↓↓↓
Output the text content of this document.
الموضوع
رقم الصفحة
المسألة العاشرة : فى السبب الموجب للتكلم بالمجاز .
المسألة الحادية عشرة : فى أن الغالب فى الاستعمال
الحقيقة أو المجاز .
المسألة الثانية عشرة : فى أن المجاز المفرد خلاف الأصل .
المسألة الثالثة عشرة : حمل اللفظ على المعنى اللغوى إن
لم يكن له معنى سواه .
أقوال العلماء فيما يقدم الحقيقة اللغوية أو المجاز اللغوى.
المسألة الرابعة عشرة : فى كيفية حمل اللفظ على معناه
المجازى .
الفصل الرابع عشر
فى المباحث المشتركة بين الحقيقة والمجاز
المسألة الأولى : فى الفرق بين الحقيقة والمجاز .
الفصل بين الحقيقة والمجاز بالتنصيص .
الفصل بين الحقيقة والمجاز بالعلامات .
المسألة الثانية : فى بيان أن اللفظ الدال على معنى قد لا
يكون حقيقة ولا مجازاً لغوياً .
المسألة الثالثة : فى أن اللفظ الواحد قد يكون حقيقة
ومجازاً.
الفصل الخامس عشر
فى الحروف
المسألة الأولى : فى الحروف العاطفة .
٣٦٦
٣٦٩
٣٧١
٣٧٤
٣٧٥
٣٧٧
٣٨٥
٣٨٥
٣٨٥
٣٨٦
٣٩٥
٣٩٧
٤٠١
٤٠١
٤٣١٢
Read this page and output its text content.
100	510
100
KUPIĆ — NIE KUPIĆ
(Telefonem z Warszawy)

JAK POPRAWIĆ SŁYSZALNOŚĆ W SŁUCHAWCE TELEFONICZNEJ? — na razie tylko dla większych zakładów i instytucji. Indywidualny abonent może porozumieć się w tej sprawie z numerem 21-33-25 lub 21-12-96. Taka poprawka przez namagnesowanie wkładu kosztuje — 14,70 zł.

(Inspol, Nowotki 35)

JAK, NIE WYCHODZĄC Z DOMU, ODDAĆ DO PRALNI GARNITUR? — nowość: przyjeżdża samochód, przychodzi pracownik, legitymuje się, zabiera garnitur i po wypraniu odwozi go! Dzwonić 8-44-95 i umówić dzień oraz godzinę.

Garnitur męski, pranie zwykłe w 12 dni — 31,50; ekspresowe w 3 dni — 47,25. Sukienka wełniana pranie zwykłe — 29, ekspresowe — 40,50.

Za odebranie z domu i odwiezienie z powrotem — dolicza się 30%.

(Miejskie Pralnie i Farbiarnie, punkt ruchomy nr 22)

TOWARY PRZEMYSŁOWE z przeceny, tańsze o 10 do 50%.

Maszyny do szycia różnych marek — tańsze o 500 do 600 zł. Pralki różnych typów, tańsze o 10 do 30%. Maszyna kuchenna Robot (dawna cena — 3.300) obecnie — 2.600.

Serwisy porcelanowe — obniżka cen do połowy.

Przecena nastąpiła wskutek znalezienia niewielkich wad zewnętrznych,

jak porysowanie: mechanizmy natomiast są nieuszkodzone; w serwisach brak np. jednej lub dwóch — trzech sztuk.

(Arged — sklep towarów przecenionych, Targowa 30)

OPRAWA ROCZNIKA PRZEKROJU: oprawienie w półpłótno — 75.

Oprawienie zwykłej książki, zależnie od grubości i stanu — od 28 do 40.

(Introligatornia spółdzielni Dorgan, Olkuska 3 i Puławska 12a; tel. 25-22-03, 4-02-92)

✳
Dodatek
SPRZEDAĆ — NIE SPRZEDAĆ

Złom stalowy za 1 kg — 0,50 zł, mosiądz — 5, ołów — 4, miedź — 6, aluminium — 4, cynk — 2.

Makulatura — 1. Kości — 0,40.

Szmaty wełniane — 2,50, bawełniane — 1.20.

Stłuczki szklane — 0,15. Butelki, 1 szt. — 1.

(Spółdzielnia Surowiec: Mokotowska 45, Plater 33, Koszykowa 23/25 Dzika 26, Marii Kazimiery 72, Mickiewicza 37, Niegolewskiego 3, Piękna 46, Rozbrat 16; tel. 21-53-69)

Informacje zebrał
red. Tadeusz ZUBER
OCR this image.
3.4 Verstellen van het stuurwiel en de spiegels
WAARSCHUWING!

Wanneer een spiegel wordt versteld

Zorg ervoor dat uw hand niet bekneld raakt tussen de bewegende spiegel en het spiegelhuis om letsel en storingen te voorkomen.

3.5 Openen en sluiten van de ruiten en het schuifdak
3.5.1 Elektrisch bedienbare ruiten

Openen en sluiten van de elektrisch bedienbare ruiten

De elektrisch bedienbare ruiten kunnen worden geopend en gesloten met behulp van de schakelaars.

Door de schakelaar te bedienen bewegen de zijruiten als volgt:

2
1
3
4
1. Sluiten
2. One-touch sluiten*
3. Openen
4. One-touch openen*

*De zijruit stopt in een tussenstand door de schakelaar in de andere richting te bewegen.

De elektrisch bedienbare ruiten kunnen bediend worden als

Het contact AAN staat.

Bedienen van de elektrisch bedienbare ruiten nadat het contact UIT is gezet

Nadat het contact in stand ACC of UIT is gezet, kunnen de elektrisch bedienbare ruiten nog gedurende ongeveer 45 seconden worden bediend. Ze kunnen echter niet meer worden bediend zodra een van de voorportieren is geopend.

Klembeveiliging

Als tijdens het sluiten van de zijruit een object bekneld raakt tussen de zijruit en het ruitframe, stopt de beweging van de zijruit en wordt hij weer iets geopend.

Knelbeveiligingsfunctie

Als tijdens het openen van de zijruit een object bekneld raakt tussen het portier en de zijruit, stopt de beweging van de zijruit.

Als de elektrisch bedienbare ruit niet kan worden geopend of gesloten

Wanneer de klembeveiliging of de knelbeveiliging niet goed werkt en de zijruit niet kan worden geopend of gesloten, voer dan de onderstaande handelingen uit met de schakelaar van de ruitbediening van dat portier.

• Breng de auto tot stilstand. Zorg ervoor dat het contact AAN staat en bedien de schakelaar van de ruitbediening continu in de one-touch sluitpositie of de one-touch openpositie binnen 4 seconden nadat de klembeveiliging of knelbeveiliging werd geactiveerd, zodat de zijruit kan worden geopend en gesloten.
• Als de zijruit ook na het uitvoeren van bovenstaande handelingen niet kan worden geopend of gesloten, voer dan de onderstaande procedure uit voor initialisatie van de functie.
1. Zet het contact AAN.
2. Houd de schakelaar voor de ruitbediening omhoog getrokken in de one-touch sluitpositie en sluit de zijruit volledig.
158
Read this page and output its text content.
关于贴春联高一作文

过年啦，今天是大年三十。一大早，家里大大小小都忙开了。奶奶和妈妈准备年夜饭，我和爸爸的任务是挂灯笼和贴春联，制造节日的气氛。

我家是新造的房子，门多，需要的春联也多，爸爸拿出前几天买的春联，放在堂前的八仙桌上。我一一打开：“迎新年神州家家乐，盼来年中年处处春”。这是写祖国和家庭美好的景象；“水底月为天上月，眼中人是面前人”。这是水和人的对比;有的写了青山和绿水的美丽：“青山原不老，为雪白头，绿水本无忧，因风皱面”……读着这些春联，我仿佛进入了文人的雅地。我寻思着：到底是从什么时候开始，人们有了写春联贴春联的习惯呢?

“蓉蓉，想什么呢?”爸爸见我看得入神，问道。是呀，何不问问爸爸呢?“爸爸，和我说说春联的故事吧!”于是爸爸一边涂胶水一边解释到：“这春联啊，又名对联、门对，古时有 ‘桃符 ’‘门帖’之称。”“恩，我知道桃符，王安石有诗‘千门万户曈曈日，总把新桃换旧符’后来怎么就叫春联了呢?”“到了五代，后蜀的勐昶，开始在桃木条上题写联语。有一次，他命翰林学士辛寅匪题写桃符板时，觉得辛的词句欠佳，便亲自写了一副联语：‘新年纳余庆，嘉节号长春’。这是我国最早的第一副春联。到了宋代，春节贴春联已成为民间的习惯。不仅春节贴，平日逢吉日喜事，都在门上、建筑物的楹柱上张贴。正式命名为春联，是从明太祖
↑↑↑
* _Your instructions_
How many lines of these entries hold the string "والمجاز"? Answer with the number alone.

* _Output for this task_
4